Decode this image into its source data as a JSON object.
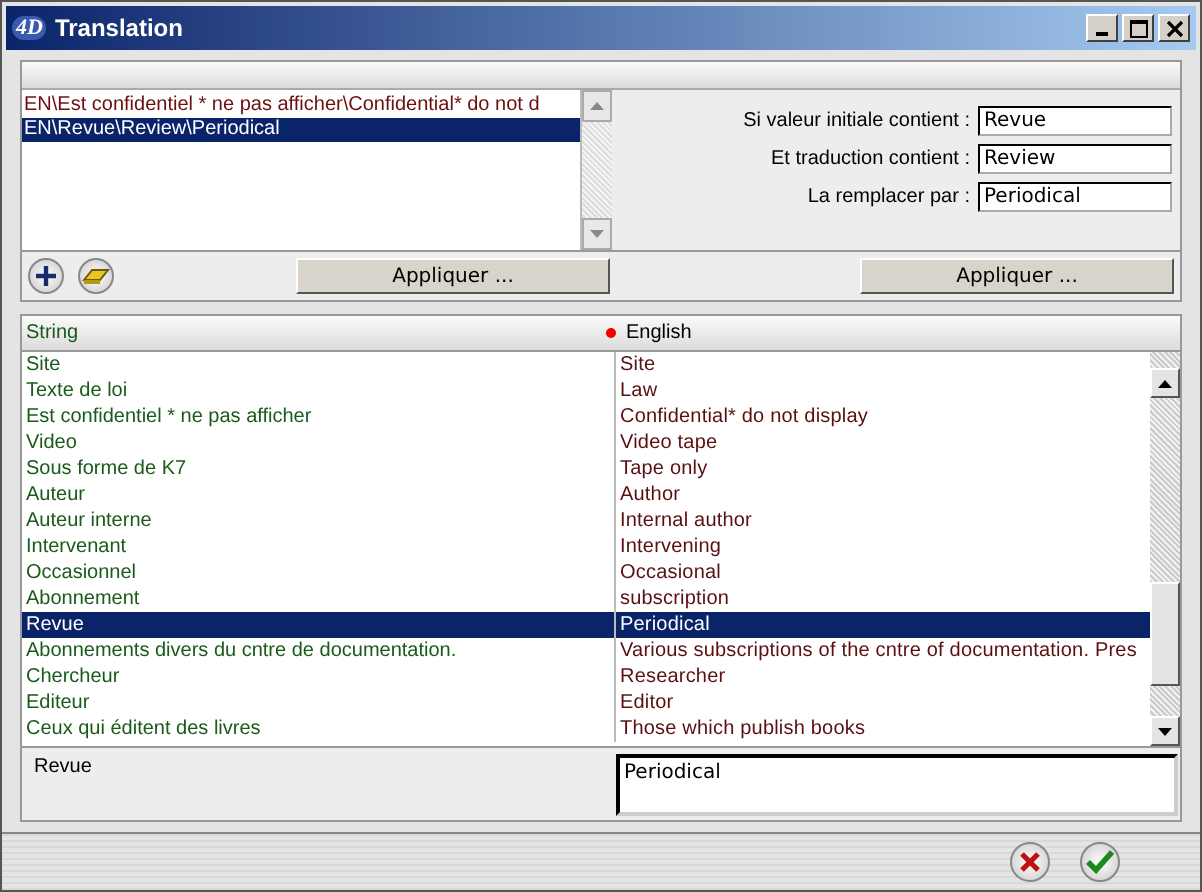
{
  "window": {
    "logo": "4D",
    "title": "Translation"
  },
  "rules": {
    "items": [
      {
        "text": "EN\\Est confidentiel * ne pas afficher\\Confidential* do not d",
        "selected": false
      },
      {
        "text": "EN\\Revue\\Review\\Periodical",
        "selected": true
      }
    ]
  },
  "filters": [
    {
      "label": "Si valeur initiale contient :",
      "value": "Revue"
    },
    {
      "label": "Et traduction contient :",
      "value": "Review"
    },
    {
      "label": "La remplacer par :",
      "value": "Periodical"
    }
  ],
  "apply_buttons": [
    "Appliquer ...",
    "Appliquer ..."
  ],
  "grid": {
    "columns": [
      {
        "label": "String"
      },
      {
        "label": "English"
      }
    ],
    "rows": [
      {
        "string": "Site",
        "english": "Site",
        "selected": false
      },
      {
        "string": "Texte de loi",
        "english": "Law",
        "selected": false
      },
      {
        "string": "Est confidentiel * ne pas afficher",
        "english": "Confidential* do not display",
        "selected": false
      },
      {
        "string": "Video",
        "english": "Video tape",
        "selected": false
      },
      {
        "string": "Sous forme de K7",
        "english": "Tape only",
        "selected": false
      },
      {
        "string": "Auteur",
        "english": "Author",
        "selected": false
      },
      {
        "string": "Auteur interne",
        "english": "Internal author",
        "selected": false
      },
      {
        "string": "Intervenant",
        "english": "Intervening",
        "selected": false
      },
      {
        "string": "Occasionnel",
        "english": "Occasional",
        "selected": false
      },
      {
        "string": "Abonnement",
        "english": "subscription",
        "selected": false
      },
      {
        "string": "Revue",
        "english": "Periodical",
        "selected": true
      },
      {
        "string": "Abonnements divers du cntre de documentation.",
        "english": "Various subscriptions of the cntre of documentation. Pres",
        "selected": false
      },
      {
        "string": "Chercheur",
        "english": "Researcher",
        "selected": false
      },
      {
        "string": "Editeur",
        "english": "Editor",
        "selected": false
      },
      {
        "string": "Ceux qui éditent des livres",
        "english": "Those which publish books",
        "selected": false
      }
    ]
  },
  "editor": {
    "source": "Revue",
    "translation": "Periodical"
  }
}
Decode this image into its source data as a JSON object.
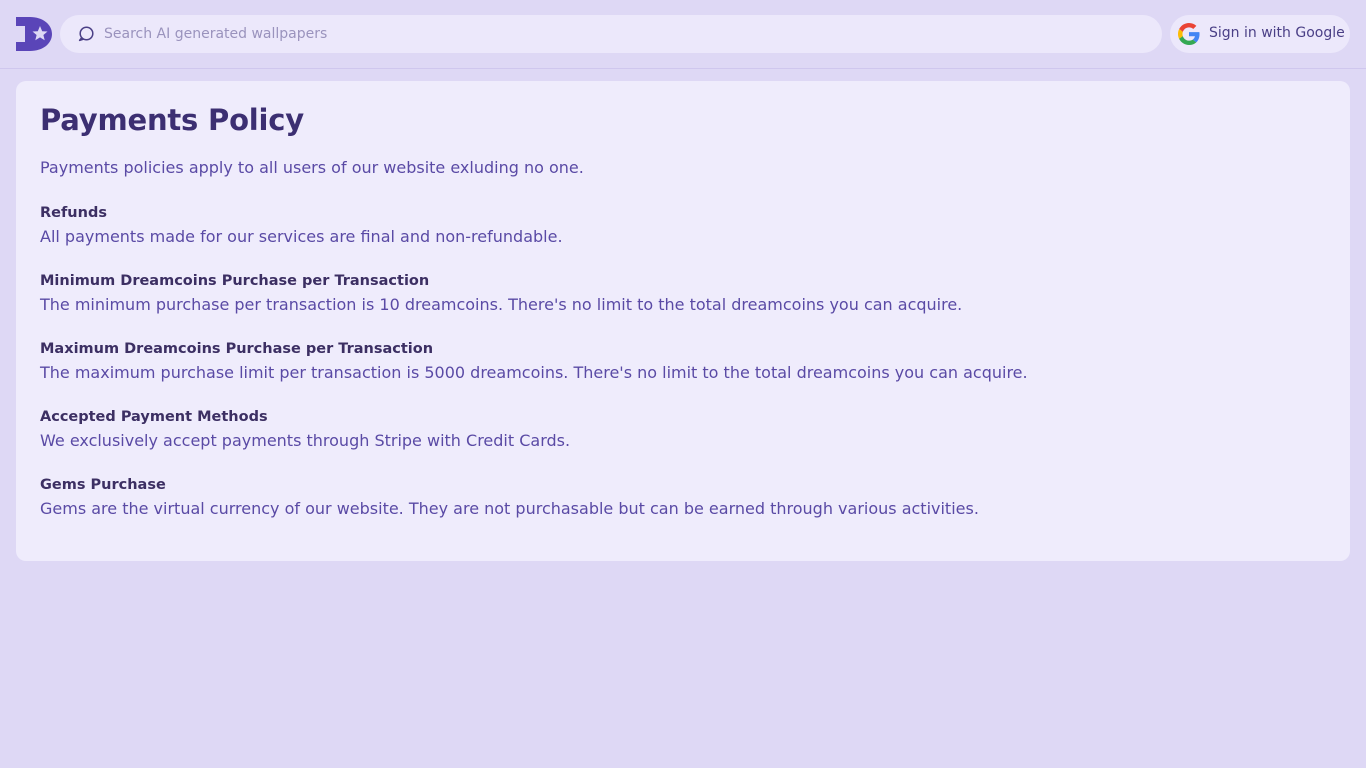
{
  "header": {
    "search_placeholder": "Search AI generated wallpapers",
    "signin_label": "Sign in with Google"
  },
  "main": {
    "title": "Payments Policy",
    "intro": "Payments policies apply to all users of our website exluding no one.",
    "sections": [
      {
        "heading": "Refunds",
        "body": "All payments made for our services are final and non-refundable."
      },
      {
        "heading": "Minimum Dreamcoins Purchase per Transaction",
        "body": "The minimum purchase per transaction is 10 dreamcoins. There's no limit to the total dreamcoins you can acquire."
      },
      {
        "heading": "Maximum Dreamcoins Purchase per Transaction",
        "body": "The maximum purchase limit per transaction is 5000 dreamcoins. There's no limit to the total dreamcoins you can acquire."
      },
      {
        "heading": "Accepted Payment Methods",
        "body": "We exclusively accept payments through Stripe with Credit Cards."
      },
      {
        "heading": "Gems Purchase",
        "body": "Gems are the virtual currency of our website. They are not purchasable but can be earned through various activities."
      }
    ]
  },
  "icons": {
    "logo": "dream-logo-icon",
    "search": "search-icon",
    "google": "google-icon"
  },
  "colors": {
    "page_background": "#ded8f5",
    "card_background": "#efecfc",
    "brand": "#5a45b8",
    "heading_text": "#3c2f72",
    "body_text": "#5a4aa5"
  }
}
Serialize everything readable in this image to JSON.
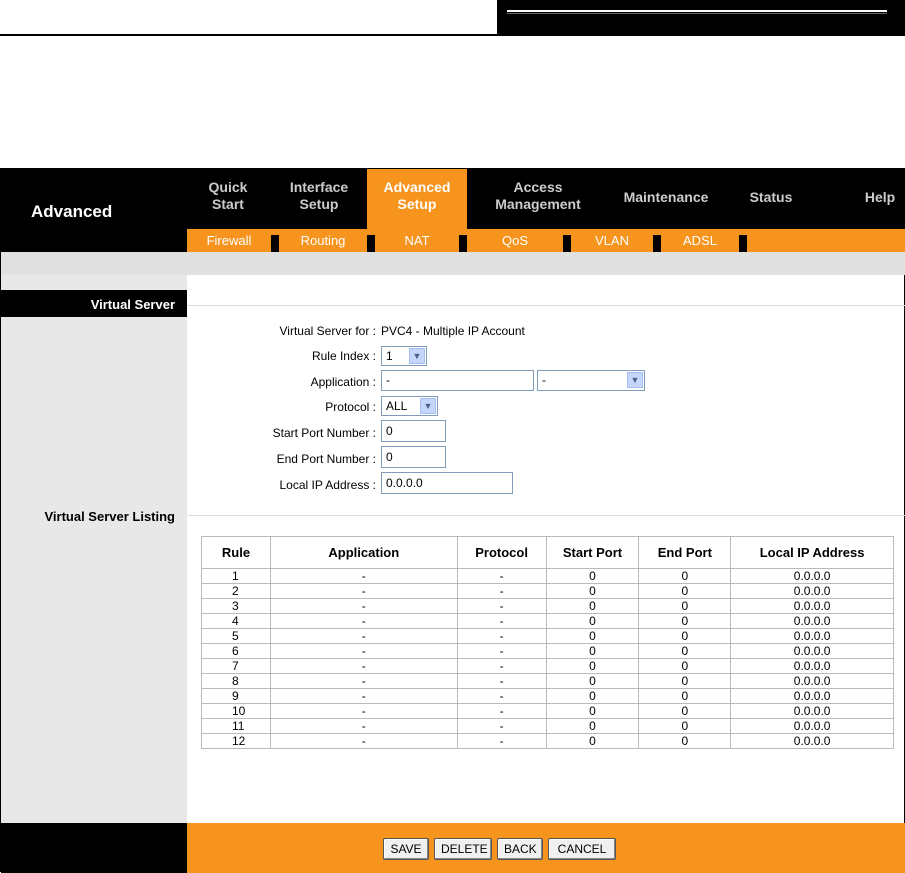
{
  "brand": "Advanced",
  "nav_tabs": [
    {
      "line1": "Quick",
      "line2": "Start"
    },
    {
      "line1": "Interface",
      "line2": "Setup"
    },
    {
      "line1": "Advanced",
      "line2": "Setup"
    },
    {
      "line1": "Access",
      "line2": "Management"
    },
    {
      "line1": "Maintenance",
      "line2": ""
    },
    {
      "line1": "Status",
      "line2": ""
    },
    {
      "line1": "Help",
      "line2": ""
    }
  ],
  "active_tab": "Advanced Setup",
  "sub_tabs": [
    "Firewall",
    "Routing",
    "NAT",
    "QoS",
    "VLAN",
    "ADSL"
  ],
  "section_virtual_server": "Virtual Server",
  "section_listing": "Virtual Server Listing",
  "form": {
    "virtual_server_for_label": "Virtual Server for :",
    "virtual_server_for_value": "PVC4 - Multiple IP Account",
    "rule_index_label": "Rule Index :",
    "rule_index_value": "1",
    "application_label": "Application :",
    "application_value": "-",
    "application_select_value": "-",
    "protocol_label": "Protocol :",
    "protocol_value": "ALL",
    "start_port_label": "Start Port Number :",
    "start_port_value": "0",
    "end_port_label": "End Port Number :",
    "end_port_value": "0",
    "local_ip_label": "Local IP Address :",
    "local_ip_value": "0.0.0.0"
  },
  "table": {
    "headers": [
      "Rule",
      "Application",
      "Protocol",
      "Start Port",
      "End Port",
      "Local IP Address"
    ],
    "rows": [
      [
        "1",
        "-",
        "-",
        "0",
        "0",
        "0.0.0.0"
      ],
      [
        "2",
        "-",
        "-",
        "0",
        "0",
        "0.0.0.0"
      ],
      [
        "3",
        "-",
        "-",
        "0",
        "0",
        "0.0.0.0"
      ],
      [
        "4",
        "-",
        "-",
        "0",
        "0",
        "0.0.0.0"
      ],
      [
        "5",
        "-",
        "-",
        "0",
        "0",
        "0.0.0.0"
      ],
      [
        "6",
        "-",
        "-",
        "0",
        "0",
        "0.0.0.0"
      ],
      [
        "7",
        "-",
        "-",
        "0",
        "0",
        "0.0.0.0"
      ],
      [
        "8",
        "-",
        "-",
        "0",
        "0",
        "0.0.0.0"
      ],
      [
        "9",
        "-",
        "-",
        "0",
        "0",
        "0.0.0.0"
      ],
      [
        "10",
        "-",
        "-",
        "0",
        "0",
        "0.0.0.0"
      ],
      [
        "11",
        "-",
        "-",
        "0",
        "0",
        "0.0.0.0"
      ],
      [
        "12",
        "-",
        "-",
        "0",
        "0",
        "0.0.0.0"
      ]
    ]
  },
  "buttons": {
    "save": "SAVE",
    "delete": "DELETE",
    "back": "BACK",
    "cancel": "CANCEL"
  },
  "colors": {
    "accent": "#f7941d",
    "nav_bg": "#000000",
    "band_gray": "#e0e0e0"
  }
}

☆ ☆ ☆

What you should do. Each line of the data is to be duplicated exactly; pictures stay out of the copy.

Final result.
Decode this image into its source data as a JSON object.
{
  "window": {
    "logo": "4D",
    "title": "Translation"
  },
  "rules": {
    "items": [
      {
        "text": "EN\\Est confidentiel * ne pas afficher\\Confidential* do not d",
        "selected": false
      },
      {
        "text": "EN\\Revue\\Review\\Periodical",
        "selected": true
      }
    ]
  },
  "filters": [
    {
      "label": "Si valeur initiale contient :",
      "value": "Revue"
    },
    {
      "label": "Et traduction contient :",
      "value": "Review"
    },
    {
      "label": "La remplacer par :",
      "value": "Periodical"
    }
  ],
  "apply_buttons": [
    "Appliquer ...",
    "Appliquer ..."
  ],
  "grid": {
    "columns": [
      {
        "label": "String"
      },
      {
        "label": "English"
      }
    ],
    "rows": [
      {
        "string": "Site",
        "english": "Site",
        "selected": false
      },
      {
        "string": "Texte de loi",
        "english": "Law",
        "selected": false
      },
      {
        "string": "Est confidentiel * ne pas afficher",
        "english": "Confidential* do not display",
        "selected": false
      },
      {
        "string": "Video",
        "english": "Video tape",
        "selected": false
      },
      {
        "string": "Sous forme de K7",
        "english": "Tape only",
        "selected": false
      },
      {
        "string": "Auteur",
        "english": "Author",
        "selected": false
      },
      {
        "string": "Auteur interne",
        "english": "Internal author",
        "selected": false
      },
      {
        "string": "Intervenant",
        "english": "Intervening",
        "selected": false
      },
      {
        "string": "Occasionnel",
        "english": "Occasional",
        "selected": false
      },
      {
        "string": "Abonnement",
        "english": "subscription",
        "selected": false
      },
      {
        "string": "Revue",
        "english": "Periodical",
        "selected": true
      },
      {
        "string": "Abonnements divers du cntre de documentation.",
        "english": "Various subscriptions of the cntre of documentation. Pres",
        "selected": false
      },
      {
        "string": "Chercheur",
        "english": "Researcher",
        "selected": false
      },
      {
        "string": "Editeur",
        "english": "Editor",
        "selected": false
      },
      {
        "string": "Ceux qui éditent des livres",
        "english": "Those which publish books",
        "selected": false
      }
    ]
  },
  "editor": {
    "source": "Revue",
    "translation": "Periodical"
  }
}
Decode this image into its source data as a JSON object.
{
  "header": {
    "search_placeholder": "Search AI generated wallpapers",
    "signin_label": "Sign in with Google"
  },
  "main": {
    "title": "Payments Policy",
    "intro": "Payments policies apply to all users of our website exluding no one.",
    "sections": [
      {
        "heading": "Refunds",
        "body": "All payments made for our services are final and non-refundable."
      },
      {
        "heading": "Minimum Dreamcoins Purchase per Transaction",
        "body": "The minimum purchase per transaction is 10 dreamcoins. There's no limit to the total dreamcoins you can acquire."
      },
      {
        "heading": "Maximum Dreamcoins Purchase per Transaction",
        "body": "The maximum purchase limit per transaction is 5000 dreamcoins. There's no limit to the total dreamcoins you can acquire."
      },
      {
        "heading": "Accepted Payment Methods",
        "body": "We exclusively accept payments through Stripe with Credit Cards."
      },
      {
        "heading": "Gems Purchase",
        "body": "Gems are the virtual currency of our website. They are not purchasable but can be earned through various activities."
      }
    ]
  },
  "icons": {
    "logo": "dream-logo-icon",
    "search": "search-icon",
    "google": "google-icon"
  },
  "colors": {
    "page_background": "#ded8f5",
    "card_background": "#efecfc",
    "brand": "#5a45b8",
    "heading_text": "#3c2f72",
    "body_text": "#5a4aa5"
  }
}
Serialize everything readable in this image to JSON.
{
  "brand": "Advanced",
  "nav_tabs": [
    {
      "line1": "Quick",
      "line2": "Start"
    },
    {
      "line1": "Interface",
      "line2": "Setup"
    },
    {
      "line1": "Advanced",
      "line2": "Setup"
    },
    {
      "line1": "Access",
      "line2": "Management"
    },
    {
      "line1": "Maintenance",
      "line2": ""
    },
    {
      "line1": "Status",
      "line2": ""
    },
    {
      "line1": "Help",
      "line2": ""
    }
  ],
  "active_tab": "Advanced Setup",
  "sub_tabs": [
    "Firewall",
    "Routing",
    "NAT",
    "QoS",
    "VLAN",
    "ADSL"
  ],
  "section_virtual_server": "Virtual Server",
  "section_listing": "Virtual Server Listing",
  "form": {
    "virtual_server_for_label": "Virtual Server for :",
    "virtual_server_for_value": "PVC4 - Multiple IP Account",
    "rule_index_label": "Rule Index :",
    "rule_index_value": "1",
    "application_label": "Application :",
    "application_value": "-",
    "application_select_value": "-",
    "protocol_label": "Protocol :",
    "protocol_value": "ALL",
    "start_port_label": "Start Port Number :",
    "start_port_value": "0",
    "end_port_label": "End Port Number :",
    "end_port_value": "0",
    "local_ip_label": "Local IP Address :",
    "local_ip_value": "0.0.0.0"
  },
  "table": {
    "headers": [
      "Rule",
      "Application",
      "Protocol",
      "Start Port",
      "End Port",
      "Local IP Address"
    ],
    "rows": [
      [
        "1",
        "-",
        "-",
        "0",
        "0",
        "0.0.0.0"
      ],
      [
        "2",
        "-",
        "-",
        "0",
        "0",
        "0.0.0.0"
      ],
      [
        "3",
        "-",
        "-",
        "0",
        "0",
        "0.0.0.0"
      ],
      [
        "4",
        "-",
        "-",
        "0",
        "0",
        "0.0.0.0"
      ],
      [
        "5",
        "-",
        "-",
        "0",
        "0",
        "0.0.0.0"
      ],
      [
        "6",
        "-",
        "-",
        "0",
        "0",
        "0.0.0.0"
      ],
      [
        "7",
        "-",
        "-",
        "0",
        "0",
        "0.0.0.0"
      ],
      [
        "8",
        "-",
        "-",
        "0",
        "0",
        "0.0.0.0"
      ],
      [
        "9",
        "-",
        "-",
        "0",
        "0",
        "0.0.0.0"
      ],
      [
        "10",
        "-",
        "-",
        "0",
        "0",
        "0.0.0.0"
      ],
      [
        "11",
        "-",
        "-",
        "0",
        "0",
        "0.0.0.0"
      ],
      [
        "12",
        "-",
        "-",
        "0",
        "0",
        "0.0.0.0"
      ]
    ]
  },
  "buttons": {
    "save": "SAVE",
    "delete": "DELETE",
    "back": "BACK",
    "cancel": "CANCEL"
  },
  "colors": {
    "accent": "#f7941d",
    "nav_bg": "#000000",
    "band_gray": "#e0e0e0"
  }
}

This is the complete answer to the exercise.